Recorded data
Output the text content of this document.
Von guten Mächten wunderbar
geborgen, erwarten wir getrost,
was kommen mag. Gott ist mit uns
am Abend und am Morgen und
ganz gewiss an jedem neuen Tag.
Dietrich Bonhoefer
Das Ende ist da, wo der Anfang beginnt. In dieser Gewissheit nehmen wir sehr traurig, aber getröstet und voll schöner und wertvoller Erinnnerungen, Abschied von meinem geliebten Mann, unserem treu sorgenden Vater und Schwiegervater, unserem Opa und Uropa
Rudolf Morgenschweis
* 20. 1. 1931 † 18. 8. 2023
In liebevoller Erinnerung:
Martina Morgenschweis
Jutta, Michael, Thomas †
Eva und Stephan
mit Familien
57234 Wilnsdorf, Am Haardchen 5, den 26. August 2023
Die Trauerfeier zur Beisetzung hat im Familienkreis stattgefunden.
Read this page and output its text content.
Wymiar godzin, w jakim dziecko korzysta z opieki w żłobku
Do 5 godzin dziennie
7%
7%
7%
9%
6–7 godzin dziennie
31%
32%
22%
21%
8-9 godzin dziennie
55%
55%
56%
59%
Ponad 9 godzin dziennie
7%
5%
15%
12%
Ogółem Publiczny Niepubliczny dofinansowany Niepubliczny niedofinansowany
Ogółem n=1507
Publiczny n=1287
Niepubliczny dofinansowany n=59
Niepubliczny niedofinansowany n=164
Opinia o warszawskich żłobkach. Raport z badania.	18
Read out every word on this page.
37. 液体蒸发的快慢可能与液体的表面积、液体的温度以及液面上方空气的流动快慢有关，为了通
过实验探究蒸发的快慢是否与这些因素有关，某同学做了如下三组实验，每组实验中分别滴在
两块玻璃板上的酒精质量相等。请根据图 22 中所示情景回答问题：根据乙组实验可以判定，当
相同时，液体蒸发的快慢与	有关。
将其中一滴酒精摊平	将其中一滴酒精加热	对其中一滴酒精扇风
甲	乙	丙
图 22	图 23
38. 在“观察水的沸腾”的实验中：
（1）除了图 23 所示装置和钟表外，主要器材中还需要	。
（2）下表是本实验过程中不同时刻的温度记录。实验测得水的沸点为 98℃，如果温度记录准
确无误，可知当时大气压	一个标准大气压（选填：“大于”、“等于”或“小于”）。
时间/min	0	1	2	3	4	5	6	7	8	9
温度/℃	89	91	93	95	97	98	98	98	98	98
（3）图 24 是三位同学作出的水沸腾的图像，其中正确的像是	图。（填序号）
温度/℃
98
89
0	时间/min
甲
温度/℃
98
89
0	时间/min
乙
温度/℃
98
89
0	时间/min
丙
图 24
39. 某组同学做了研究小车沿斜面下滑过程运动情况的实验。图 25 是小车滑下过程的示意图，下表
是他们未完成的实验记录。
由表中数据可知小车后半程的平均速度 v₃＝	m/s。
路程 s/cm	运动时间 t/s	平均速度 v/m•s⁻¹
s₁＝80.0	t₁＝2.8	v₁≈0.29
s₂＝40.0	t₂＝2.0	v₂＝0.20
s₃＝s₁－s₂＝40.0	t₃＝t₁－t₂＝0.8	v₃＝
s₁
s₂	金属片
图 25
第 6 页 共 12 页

GIVEN TASK —
Please repeat all the records above exactly as they appear.

WRITTEN SOLUTION —
Output the text content of this document.
Von guten Mächten wunderbar
geborgen, erwarten wir getrost,
was kommen mag. Gott ist mit uns
am Abend und am Morgen und
ganz gewiss an jedem neuen Tag.
Dietrich Bonhoefer
Das Ende ist da, wo der Anfang beginnt. In dieser Gewissheit nehmen wir sehr traurig, aber getröstet und voll schöner und wertvoller Erinnnerungen, Abschied von meinem geliebten Mann, unserem treu sorgenden Vater und Schwiegervater, unserem Opa und Uropa
Rudolf Morgenschweis
* 20. 1. 1931 † 18. 8. 2023
In liebevoller Erinnerung:
Martina Morgenschweis
Jutta, Michael, Thomas †
Eva und Stephan
mit Familien
57234 Wilnsdorf, Am Haardchen 5, den 26. August 2023
Die Trauerfeier zur Beisetzung hat im Familienkreis stattgefunden.
Read this page and output its text content.
Wymiar godzin, w jakim dziecko korzysta z opieki w żłobku
Do 5 godzin dziennie
7%
7%
7%
9%
6–7 godzin dziennie
31%
32%
22%
21%
8-9 godzin dziennie
55%
55%
56%
59%
Ponad 9 godzin dziennie
7%
5%
15%
12%
Ogółem Publiczny Niepubliczny dofinansowany Niepubliczny niedofinansowany
Ogółem n=1507
Publiczny n=1287
Niepubliczny dofinansowany n=59
Niepubliczny niedofinansowany n=164
Opinia o warszawskich żłobkach. Raport z badania.	18
Read out every word on this page.
37. 液体蒸发的快慢可能与液体的表面积、液体的温度以及液面上方空气的流动快慢有关，为了通
过实验探究蒸发的快慢是否与这些因素有关，某同学做了如下三组实验，每组实验中分别滴在
两块玻璃板上的酒精质量相等。请根据图 22 中所示情景回答问题：根据乙组实验可以判定，当
相同时，液体蒸发的快慢与	有关。
将其中一滴酒精摊平	将其中一滴酒精加热	对其中一滴酒精扇风
甲	乙	丙
图 22	图 23
38. 在“观察水的沸腾”的实验中：
（1）除了图 23 所示装置和钟表外，主要器材中还需要	。
（2）下表是本实验过程中不同时刻的温度记录。实验测得水的沸点为 98℃，如果温度记录准
确无误，可知当时大气压	一个标准大气压（选填：“大于”、“等于”或“小于”）。
时间/min	0	1	2	3	4	5	6	7	8	9
温度/℃	89	91	93	95	97	98	98	98	98	98
（3）图 24 是三位同学作出的水沸腾的图像，其中正确的像是	图。（填序号）
温度/℃
98
89
0	时间/min
甲
温度/℃
98
89
0	时间/min
乙
温度/℃
98
89
0	时间/min
丙
图 24
39. 某组同学做了研究小车沿斜面下滑过程运动情况的实验。图 25 是小车滑下过程的示意图，下表
是他们未完成的实验记录。
由表中数据可知小车后半程的平均速度 v₃＝	m/s。
路程 s/cm	运动时间 t/s	平均速度 v/m•s⁻¹
s₁＝80.0	t₁＝2.8	v₁≈0.29
s₂＝40.0	t₂＝2.0	v₂＝0.20
s₃＝s₁－s₂＝40.0	t₃＝t₁－t₂＝0.8	v₃＝
s₁
s₂	金属片
图 25
第 6 页 共 12 页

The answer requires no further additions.